▸ DOCUMENT PASSAGE:
Skip to main content

SpaCy models for using sentence-BERT

Project description

Sentence-BERT for spaCy

This package wraps sentence-transformers (also known as sentence-BERT) directly in spaCy. You can substitute the vectors provided in any spaCy model with vectors that have been tuned specifically for semantic similarity.

The models below are suggested for analysing sentence similarity, as the STS benchmark indicates. Keep in mind that sentence-transformers are configured with a maximum sequence length of 128. Therefore for longer texts it may be more suitable to work with other models (e.g. Universal Sentence Encoder).

Install

To install this package, you can run one of the following:

  • pip install spacy_sentence_bert
  • pip install git+https://github.com/MartinoMensio/spacy-sentence-bert.git

Usage

With this package installed

import spacy_sentence_bert
nlp = spacy_sentence_bert.load_model('en_bert_base_nli_cls_token')

Or if a specific model is installed (e.g. pip install https://github.com/MartinoMensio/spacy-sentence-bert/releases/download/en_bert_base_nli_cls_token-0.1.0/en_bert_base_nli_cls_token-0.1.0.tar.gz)

import spacy
nlp = spacy.load('en_bert_base_nli_cls_token')
import spacy
import spacy_sentence_bert
nlp_base = spacy.load('en')
nlp = spacy_sentence_bert.create_from(nlp_base, 'en_bert_base_nli_cls_token')

▸ GIVEN DATA:

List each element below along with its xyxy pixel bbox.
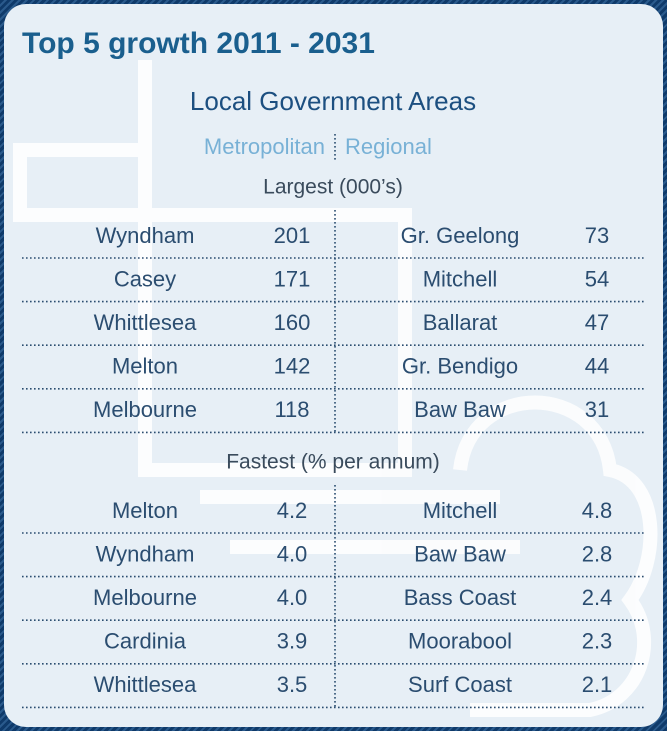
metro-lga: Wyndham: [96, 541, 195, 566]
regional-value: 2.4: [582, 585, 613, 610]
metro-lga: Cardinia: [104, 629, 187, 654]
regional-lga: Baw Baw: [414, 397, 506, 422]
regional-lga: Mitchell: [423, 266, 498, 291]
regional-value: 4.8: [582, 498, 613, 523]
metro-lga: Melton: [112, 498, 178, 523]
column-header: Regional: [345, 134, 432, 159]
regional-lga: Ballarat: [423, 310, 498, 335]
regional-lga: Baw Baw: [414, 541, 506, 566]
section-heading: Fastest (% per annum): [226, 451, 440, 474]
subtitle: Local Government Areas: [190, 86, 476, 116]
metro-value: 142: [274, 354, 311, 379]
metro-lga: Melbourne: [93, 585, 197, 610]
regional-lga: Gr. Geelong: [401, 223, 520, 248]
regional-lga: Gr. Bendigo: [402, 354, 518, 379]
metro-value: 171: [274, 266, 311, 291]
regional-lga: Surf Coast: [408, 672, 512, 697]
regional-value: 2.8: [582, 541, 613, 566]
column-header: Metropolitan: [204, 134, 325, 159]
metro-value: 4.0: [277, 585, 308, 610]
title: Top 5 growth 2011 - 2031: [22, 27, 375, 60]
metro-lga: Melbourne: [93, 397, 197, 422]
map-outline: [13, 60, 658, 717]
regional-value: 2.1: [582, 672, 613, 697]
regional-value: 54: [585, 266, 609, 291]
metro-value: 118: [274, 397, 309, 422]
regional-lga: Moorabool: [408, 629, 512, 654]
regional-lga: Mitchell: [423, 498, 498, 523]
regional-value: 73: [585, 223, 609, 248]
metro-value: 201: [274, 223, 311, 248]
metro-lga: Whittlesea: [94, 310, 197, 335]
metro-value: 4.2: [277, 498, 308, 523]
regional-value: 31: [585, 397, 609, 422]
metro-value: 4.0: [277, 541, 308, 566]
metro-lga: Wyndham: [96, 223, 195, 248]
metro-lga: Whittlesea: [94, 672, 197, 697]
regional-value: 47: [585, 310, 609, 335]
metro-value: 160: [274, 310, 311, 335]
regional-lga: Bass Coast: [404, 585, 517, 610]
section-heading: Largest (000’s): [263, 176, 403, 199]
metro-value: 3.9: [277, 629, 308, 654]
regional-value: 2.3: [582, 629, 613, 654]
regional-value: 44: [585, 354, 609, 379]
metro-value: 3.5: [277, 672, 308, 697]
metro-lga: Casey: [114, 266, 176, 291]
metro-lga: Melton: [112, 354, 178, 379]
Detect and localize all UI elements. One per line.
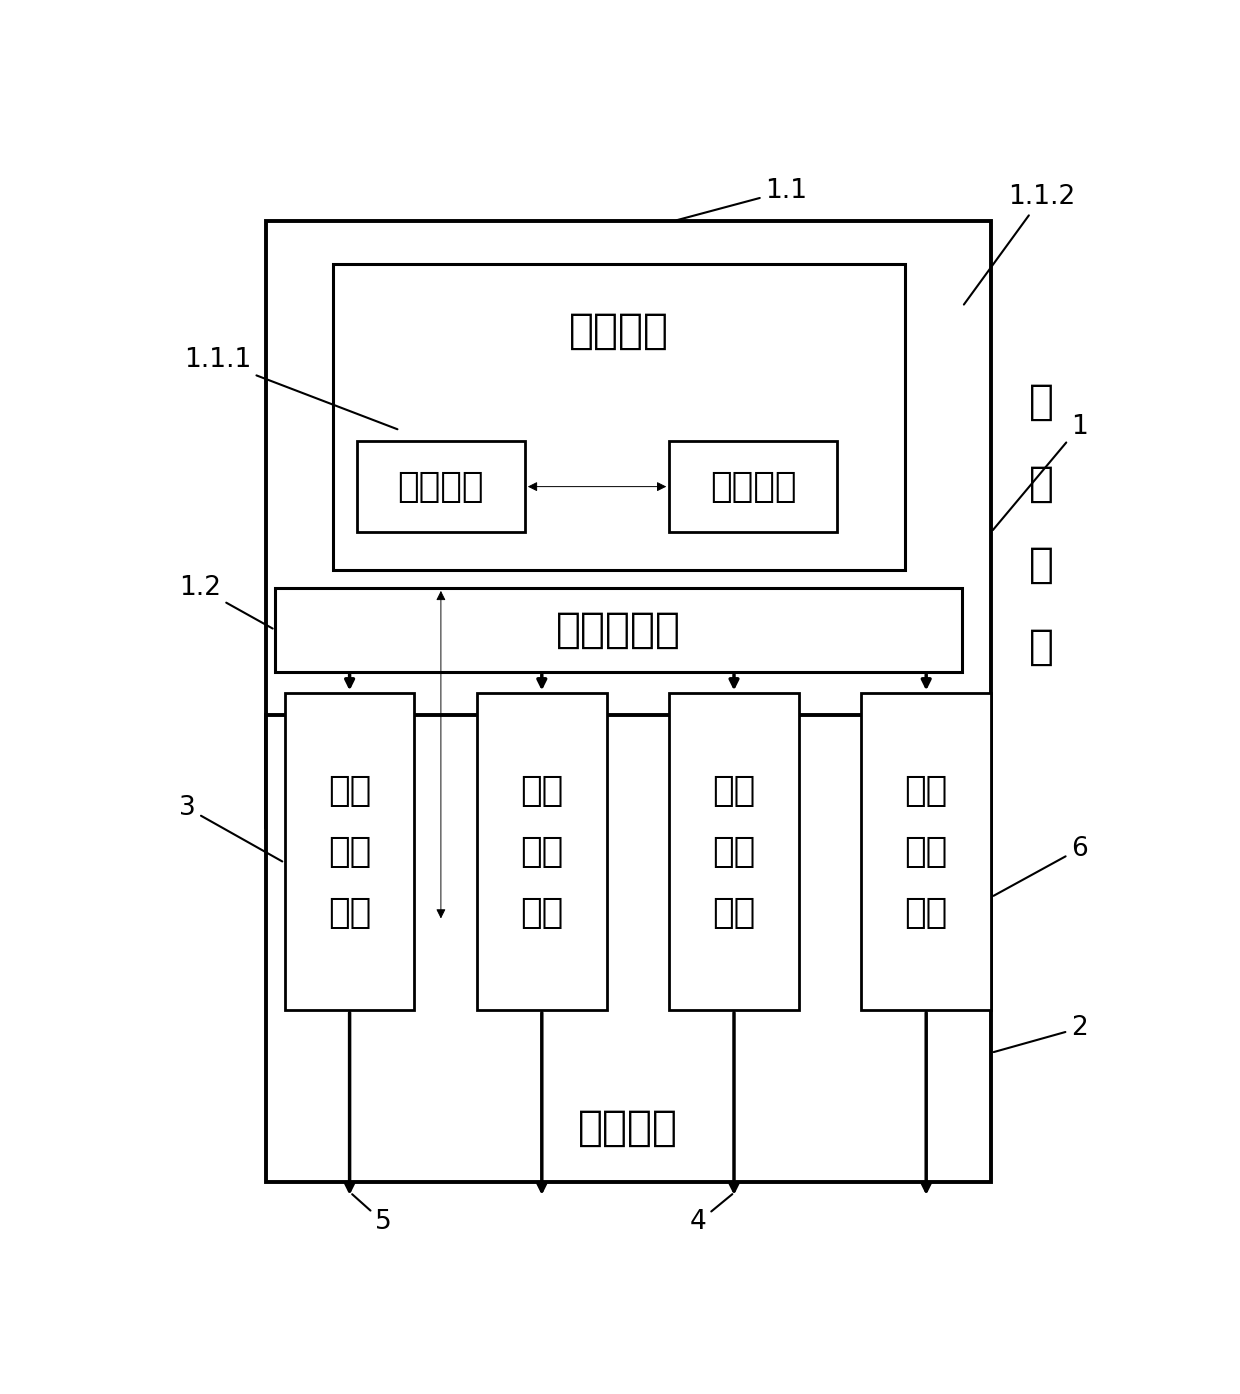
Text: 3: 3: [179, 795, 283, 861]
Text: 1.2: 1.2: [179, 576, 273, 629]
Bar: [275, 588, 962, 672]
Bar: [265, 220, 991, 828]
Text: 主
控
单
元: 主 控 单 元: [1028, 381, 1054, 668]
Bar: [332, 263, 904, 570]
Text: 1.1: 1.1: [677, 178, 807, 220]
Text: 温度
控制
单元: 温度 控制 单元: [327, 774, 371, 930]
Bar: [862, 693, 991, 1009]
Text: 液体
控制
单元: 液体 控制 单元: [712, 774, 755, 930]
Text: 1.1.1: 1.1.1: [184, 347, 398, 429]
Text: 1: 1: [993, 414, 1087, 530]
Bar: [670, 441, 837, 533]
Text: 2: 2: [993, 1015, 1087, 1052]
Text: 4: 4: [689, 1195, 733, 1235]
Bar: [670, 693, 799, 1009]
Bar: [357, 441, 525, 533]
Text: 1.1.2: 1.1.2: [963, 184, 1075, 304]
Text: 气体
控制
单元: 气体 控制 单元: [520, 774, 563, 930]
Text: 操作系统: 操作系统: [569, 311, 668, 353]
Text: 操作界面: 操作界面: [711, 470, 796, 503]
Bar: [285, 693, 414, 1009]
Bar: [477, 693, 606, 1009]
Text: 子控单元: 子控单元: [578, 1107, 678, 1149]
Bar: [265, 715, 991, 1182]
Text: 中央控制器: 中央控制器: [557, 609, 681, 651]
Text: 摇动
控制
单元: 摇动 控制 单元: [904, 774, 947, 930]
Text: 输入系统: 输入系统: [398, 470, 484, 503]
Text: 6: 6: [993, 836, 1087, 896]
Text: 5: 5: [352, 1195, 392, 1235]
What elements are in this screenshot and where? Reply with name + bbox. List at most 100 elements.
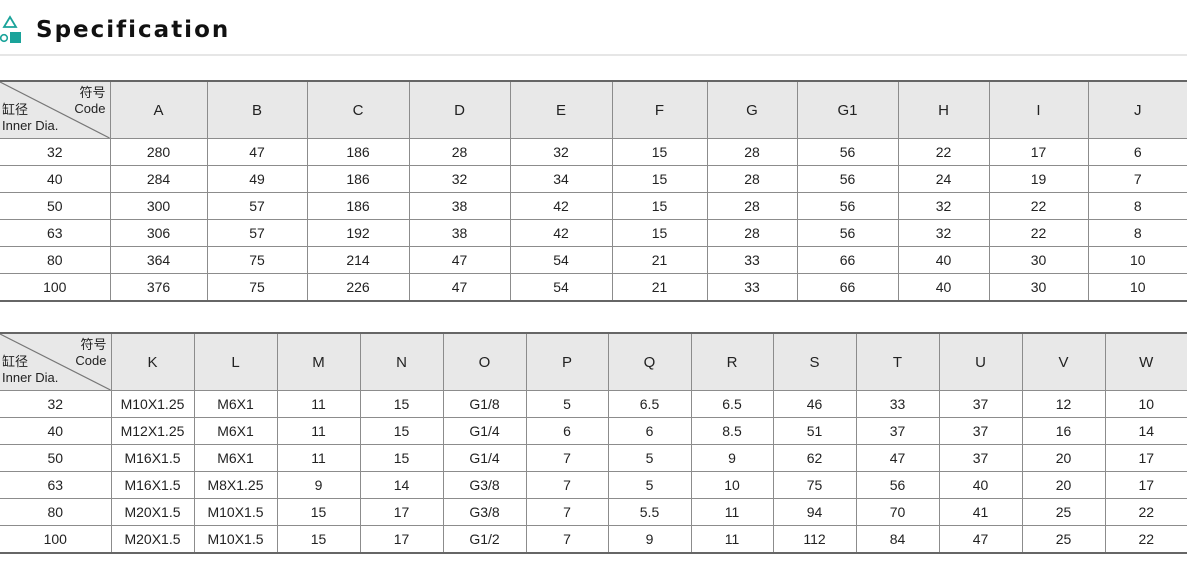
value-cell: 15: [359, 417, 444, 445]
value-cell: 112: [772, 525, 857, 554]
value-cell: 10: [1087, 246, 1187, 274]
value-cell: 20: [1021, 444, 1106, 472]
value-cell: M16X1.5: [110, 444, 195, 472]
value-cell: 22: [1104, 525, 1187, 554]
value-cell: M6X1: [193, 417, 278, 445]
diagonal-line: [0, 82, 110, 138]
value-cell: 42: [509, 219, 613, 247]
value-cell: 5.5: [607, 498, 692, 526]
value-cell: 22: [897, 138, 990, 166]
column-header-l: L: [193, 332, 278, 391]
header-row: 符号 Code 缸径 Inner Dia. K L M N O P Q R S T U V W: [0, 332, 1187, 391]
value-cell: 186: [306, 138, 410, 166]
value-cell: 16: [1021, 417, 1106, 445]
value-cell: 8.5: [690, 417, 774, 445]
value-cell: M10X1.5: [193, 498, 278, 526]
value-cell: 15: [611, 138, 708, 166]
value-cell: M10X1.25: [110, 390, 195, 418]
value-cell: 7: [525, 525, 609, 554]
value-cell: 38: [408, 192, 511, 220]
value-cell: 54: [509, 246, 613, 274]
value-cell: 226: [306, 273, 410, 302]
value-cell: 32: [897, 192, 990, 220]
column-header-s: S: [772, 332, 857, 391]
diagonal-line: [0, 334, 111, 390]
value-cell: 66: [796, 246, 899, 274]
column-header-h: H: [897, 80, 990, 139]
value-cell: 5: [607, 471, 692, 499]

▸ INSTRUCTIONS TO FOLLOW:
According to the sentence-BERT for spaCy page above, what is the maximum sequence length that sentence-transformers are configured with?

▸ RESULT OF THIS EXERCISE:
128